EXERCISE DIRECTIONS =
Examine the records and identify each line that includes the string "инструменты". Copy those lines.

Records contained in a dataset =

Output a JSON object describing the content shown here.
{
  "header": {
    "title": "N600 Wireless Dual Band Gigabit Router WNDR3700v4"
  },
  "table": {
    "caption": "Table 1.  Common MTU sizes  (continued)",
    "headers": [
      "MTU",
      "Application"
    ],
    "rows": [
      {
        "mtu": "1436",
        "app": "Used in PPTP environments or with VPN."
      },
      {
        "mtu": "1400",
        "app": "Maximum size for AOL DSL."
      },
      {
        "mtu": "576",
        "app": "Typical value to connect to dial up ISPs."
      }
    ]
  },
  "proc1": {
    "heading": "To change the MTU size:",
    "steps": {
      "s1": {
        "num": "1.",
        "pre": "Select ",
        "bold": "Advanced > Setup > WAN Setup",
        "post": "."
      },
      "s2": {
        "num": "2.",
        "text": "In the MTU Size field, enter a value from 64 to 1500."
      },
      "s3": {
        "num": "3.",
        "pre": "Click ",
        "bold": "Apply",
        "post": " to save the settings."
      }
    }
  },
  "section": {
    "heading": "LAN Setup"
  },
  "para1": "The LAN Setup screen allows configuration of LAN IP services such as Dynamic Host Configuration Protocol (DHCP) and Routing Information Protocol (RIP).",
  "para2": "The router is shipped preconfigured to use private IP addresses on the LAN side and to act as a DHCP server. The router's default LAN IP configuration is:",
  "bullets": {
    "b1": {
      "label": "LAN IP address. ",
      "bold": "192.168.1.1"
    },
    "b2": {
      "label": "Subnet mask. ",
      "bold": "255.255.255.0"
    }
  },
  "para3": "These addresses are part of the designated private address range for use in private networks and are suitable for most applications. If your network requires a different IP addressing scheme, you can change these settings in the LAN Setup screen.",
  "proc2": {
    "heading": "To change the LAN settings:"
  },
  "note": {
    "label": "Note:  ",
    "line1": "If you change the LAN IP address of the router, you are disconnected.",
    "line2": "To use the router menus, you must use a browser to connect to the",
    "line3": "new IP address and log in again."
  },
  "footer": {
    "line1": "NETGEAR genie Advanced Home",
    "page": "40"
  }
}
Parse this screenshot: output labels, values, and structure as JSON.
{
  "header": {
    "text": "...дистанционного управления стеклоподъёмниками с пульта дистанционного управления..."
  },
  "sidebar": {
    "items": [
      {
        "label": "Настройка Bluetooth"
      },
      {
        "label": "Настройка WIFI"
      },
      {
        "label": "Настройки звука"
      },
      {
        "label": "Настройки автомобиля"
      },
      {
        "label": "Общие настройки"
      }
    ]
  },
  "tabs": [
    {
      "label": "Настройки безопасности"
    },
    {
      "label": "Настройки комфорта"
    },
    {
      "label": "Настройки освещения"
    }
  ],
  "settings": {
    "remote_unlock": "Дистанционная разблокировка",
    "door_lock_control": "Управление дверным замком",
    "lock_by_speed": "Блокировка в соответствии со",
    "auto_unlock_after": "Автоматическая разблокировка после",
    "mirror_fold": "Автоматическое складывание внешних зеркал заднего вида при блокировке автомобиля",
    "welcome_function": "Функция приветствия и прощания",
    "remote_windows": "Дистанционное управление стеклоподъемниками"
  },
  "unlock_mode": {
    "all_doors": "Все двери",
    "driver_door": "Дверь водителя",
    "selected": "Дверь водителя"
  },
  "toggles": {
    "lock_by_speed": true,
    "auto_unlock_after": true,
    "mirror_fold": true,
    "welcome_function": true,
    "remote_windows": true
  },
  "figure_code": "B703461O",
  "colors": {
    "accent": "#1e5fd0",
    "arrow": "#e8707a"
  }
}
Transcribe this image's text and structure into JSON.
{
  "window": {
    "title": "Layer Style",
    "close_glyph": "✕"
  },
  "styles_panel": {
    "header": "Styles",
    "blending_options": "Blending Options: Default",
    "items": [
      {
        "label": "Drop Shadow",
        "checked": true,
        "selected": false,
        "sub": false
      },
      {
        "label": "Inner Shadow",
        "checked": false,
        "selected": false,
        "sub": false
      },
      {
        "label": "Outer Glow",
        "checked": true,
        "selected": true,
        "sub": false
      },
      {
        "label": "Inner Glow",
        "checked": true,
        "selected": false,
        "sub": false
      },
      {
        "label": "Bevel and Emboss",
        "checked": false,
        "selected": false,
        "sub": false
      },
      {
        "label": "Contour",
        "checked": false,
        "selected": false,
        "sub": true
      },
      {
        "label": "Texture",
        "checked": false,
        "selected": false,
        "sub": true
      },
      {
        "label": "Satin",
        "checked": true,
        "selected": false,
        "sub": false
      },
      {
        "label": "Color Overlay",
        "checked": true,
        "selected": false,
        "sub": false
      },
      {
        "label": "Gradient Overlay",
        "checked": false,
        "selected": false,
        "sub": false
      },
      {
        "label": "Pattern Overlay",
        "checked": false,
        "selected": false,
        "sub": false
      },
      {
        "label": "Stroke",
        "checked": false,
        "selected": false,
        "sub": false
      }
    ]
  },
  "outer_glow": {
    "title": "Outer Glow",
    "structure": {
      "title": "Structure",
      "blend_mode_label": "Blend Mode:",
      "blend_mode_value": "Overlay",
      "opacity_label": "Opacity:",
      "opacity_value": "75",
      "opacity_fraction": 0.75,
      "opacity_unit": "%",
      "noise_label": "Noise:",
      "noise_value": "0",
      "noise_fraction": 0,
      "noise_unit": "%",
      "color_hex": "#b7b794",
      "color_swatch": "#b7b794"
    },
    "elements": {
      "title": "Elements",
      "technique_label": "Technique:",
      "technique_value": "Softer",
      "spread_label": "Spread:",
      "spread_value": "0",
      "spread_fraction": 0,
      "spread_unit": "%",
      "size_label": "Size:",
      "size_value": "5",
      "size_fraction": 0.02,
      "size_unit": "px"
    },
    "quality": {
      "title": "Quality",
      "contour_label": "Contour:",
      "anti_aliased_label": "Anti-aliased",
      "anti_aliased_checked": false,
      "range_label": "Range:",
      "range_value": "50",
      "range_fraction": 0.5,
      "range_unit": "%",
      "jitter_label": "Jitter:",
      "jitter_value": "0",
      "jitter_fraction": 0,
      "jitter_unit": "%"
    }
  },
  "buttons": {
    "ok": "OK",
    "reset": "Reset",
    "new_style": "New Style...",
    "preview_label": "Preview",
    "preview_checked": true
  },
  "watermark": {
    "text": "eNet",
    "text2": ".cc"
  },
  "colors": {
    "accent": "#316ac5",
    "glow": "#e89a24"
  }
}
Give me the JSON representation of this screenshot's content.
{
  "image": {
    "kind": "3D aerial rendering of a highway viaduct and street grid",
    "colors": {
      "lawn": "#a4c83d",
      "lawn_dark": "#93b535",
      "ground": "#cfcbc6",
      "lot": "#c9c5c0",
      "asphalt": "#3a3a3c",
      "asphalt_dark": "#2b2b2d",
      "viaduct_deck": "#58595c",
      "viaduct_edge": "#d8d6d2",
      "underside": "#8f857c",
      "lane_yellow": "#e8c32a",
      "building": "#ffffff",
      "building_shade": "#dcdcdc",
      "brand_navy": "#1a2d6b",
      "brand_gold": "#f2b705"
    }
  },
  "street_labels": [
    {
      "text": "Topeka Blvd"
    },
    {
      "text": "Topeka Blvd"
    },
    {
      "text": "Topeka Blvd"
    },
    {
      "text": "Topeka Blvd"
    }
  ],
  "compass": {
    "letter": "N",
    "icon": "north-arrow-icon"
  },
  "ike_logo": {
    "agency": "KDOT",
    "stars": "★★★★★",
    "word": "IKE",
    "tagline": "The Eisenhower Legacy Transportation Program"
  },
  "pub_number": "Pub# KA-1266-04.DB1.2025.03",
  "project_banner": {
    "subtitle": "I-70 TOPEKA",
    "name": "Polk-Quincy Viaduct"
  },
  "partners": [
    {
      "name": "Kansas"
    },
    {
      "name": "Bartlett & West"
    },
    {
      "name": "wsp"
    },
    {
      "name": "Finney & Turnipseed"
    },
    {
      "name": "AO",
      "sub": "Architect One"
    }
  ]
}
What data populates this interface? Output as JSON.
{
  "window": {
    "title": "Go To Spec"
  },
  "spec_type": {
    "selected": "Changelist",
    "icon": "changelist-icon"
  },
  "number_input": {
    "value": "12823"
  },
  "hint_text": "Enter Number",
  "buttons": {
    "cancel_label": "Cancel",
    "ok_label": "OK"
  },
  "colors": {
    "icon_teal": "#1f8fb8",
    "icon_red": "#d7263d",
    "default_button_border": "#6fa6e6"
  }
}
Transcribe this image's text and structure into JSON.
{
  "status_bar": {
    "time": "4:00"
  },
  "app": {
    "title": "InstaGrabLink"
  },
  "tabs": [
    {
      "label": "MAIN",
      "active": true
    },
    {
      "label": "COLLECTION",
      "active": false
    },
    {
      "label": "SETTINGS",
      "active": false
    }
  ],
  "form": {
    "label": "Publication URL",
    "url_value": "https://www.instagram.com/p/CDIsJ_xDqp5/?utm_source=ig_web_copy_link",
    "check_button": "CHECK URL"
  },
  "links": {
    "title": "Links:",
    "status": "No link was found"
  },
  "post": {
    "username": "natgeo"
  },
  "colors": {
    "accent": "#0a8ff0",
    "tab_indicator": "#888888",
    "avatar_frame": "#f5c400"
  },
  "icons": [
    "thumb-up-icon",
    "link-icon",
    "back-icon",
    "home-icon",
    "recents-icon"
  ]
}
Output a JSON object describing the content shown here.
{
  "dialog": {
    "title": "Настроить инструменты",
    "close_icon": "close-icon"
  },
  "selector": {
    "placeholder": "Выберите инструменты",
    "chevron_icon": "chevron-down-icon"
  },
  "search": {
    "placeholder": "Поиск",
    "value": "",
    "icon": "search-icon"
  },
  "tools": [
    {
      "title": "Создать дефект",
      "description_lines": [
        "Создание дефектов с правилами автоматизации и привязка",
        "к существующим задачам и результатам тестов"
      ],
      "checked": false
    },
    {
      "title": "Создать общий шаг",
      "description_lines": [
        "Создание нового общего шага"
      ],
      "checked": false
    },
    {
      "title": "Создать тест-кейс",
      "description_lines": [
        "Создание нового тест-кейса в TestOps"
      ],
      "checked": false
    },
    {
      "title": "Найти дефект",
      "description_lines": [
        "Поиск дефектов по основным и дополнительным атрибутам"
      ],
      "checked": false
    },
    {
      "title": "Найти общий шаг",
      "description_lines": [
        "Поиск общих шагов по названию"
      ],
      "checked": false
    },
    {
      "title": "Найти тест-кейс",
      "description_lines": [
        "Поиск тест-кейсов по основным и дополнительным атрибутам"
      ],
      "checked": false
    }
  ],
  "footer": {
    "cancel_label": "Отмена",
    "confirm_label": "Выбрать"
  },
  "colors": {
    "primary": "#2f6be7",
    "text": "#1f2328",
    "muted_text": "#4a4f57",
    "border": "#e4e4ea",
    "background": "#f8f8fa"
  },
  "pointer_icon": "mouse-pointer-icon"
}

WRITTEN ANSWER =
    "title": "Настроить инструменты",
    "placeholder": "Выберите инструменты",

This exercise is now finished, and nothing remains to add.